* [Tâche courte A] Donnez sous forme de liste JSON de chaînes les lignes des entrées, du tout début des entrées jusqu'à la ligne contenant « The Hall-effect device (z) », celle-ci comprise, à raison d'une chaîne par ligne, sans les lignes vides et sans les images, s'il vous plaît.
#### Texte
30 Mai Ces producteurs qui ont marqué l’Histoire : James Guthrie
Dans cette série d’articles, nous revenons sur le parcours de dix producteurs britanniques qui ont marqué l’histoire.
Qu’est-ce qu’un producteur de musique ? Contrairement au cinéma, le rôle d’un producteur n’est pas de financer un enregistrement, il intervient dans la conception de celui-ci. Son intervention est diverse et varie en fonction des producteurs et des artistes. Leur mission est de faire en sorte que les morceaux, EP et albums enregistrés soient les meilleurs possibles. Pour cela ils peuvent guider les musiciens, proposer des arrangements ou des nouvelles méthodes d’enregistrements, etc. Ce qui les intéresse est que le produit fini soit beau et cohérent. Aujourd’hui nous James Guthrie rejoint la liste composée de George Martin, Gus Dudgeon, Roy Thomas Baker, Nigel Godrich, Brian Eno et John Fryer.
########
#### Lignes de données
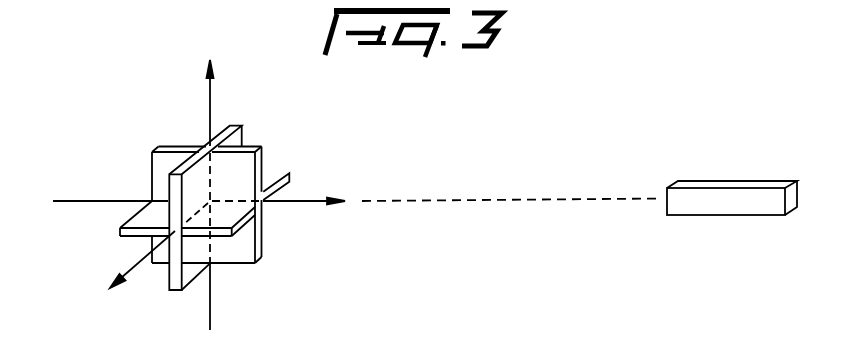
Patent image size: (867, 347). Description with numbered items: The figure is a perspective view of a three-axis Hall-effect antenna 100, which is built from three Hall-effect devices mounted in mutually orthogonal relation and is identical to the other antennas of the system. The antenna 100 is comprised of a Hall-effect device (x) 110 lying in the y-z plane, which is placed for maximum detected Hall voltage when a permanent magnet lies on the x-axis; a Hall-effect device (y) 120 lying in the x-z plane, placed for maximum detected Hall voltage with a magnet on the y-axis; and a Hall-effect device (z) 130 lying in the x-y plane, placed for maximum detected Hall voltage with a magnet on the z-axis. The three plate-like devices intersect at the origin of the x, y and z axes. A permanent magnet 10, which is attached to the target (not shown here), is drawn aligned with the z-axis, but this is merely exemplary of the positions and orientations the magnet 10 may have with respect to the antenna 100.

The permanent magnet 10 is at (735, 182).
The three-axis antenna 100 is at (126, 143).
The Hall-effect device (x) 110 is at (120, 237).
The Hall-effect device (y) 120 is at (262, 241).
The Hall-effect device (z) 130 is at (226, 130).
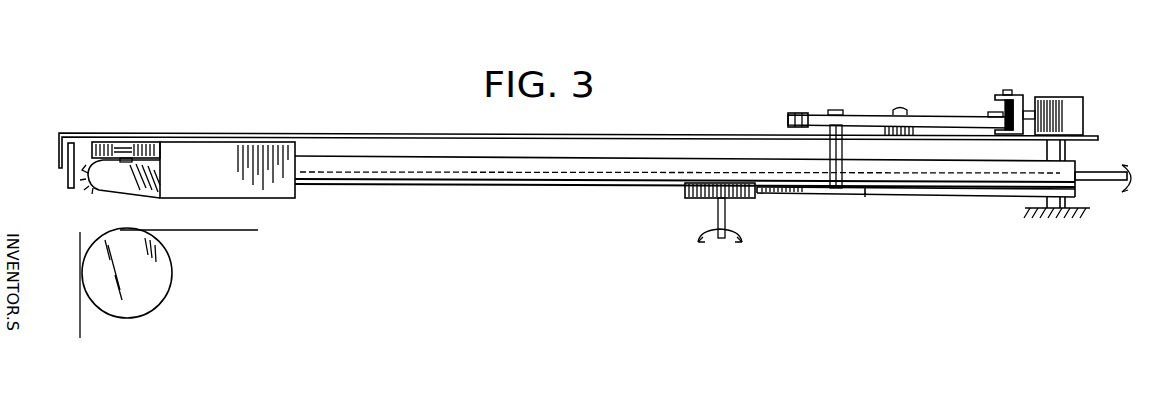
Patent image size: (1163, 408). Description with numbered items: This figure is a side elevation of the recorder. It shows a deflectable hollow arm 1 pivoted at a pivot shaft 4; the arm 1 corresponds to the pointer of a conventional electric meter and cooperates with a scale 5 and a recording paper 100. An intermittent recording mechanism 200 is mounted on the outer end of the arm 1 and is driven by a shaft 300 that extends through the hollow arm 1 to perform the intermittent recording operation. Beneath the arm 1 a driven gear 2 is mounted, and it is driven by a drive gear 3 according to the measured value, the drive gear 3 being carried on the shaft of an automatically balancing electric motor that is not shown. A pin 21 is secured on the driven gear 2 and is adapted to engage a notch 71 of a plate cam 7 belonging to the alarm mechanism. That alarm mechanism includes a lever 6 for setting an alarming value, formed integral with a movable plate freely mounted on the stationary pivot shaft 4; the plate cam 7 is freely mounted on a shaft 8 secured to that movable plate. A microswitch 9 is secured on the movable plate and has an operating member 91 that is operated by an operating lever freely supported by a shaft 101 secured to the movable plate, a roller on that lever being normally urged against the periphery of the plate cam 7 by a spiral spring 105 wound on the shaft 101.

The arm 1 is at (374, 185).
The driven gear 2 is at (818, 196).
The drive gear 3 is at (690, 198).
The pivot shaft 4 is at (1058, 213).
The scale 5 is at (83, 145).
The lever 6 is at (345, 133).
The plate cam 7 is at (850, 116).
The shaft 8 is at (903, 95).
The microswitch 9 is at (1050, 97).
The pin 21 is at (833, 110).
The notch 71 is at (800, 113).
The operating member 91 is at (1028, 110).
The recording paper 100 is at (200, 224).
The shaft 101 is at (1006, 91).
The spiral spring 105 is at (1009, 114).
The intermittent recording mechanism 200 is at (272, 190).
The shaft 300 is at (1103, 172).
########
* [Tâche courte B] Traduisez en anglais cette phrase du texte sur James Guthrie : « Ce qui les intéresse est que le produit fini soit beau et cohérent. »

* [Réponse correcte A]
[
  "Patent image size: (867, 347). Description with numbered items: The figure is a perspective view of a three-axis Hall-effect antenna 100, which is built from three Hall-effect devices mounted in mutually orthogonal relation and is identical to the other antennas of the system. The antenna 100 is comprised of a Hall-effect device (x) 110 lying in the y-z plane, which is placed for maximum detected Hall voltage when a permanent magnet lies on the x-axis; a Hall-effect device (y) 120 lying in the x-z plane, placed for maximum detected Hall voltage with a magnet on the y-axis; and a Hall-effect device (z) 130 lying in the x-y plane, placed for maximum detected Hall voltage with a magnet on the z-axis. The three plate-like devices intersect at the origin of the x, y and z axes. A permanent magnet 10, which is attached to the target (not shown here), is drawn aligned with the z-axis, but this is merely exemplary of the positions and orientations the magnet 10 may have with respect to the antenna 100.",
  "The permanent magnet 10 is at (735, 182).",
  "The three-axis antenna 100 is at (126, 143).",
  "The Hall-effect device (x) 110 is at (120, 237).",
  "The Hall-effect device (y) 120 is at (262, 241).",
  "The Hall-effect device (z) 130 is at (226, 130)."
]

* [Réponse correcte B] What interests them is that the finished product is beautiful and coherent.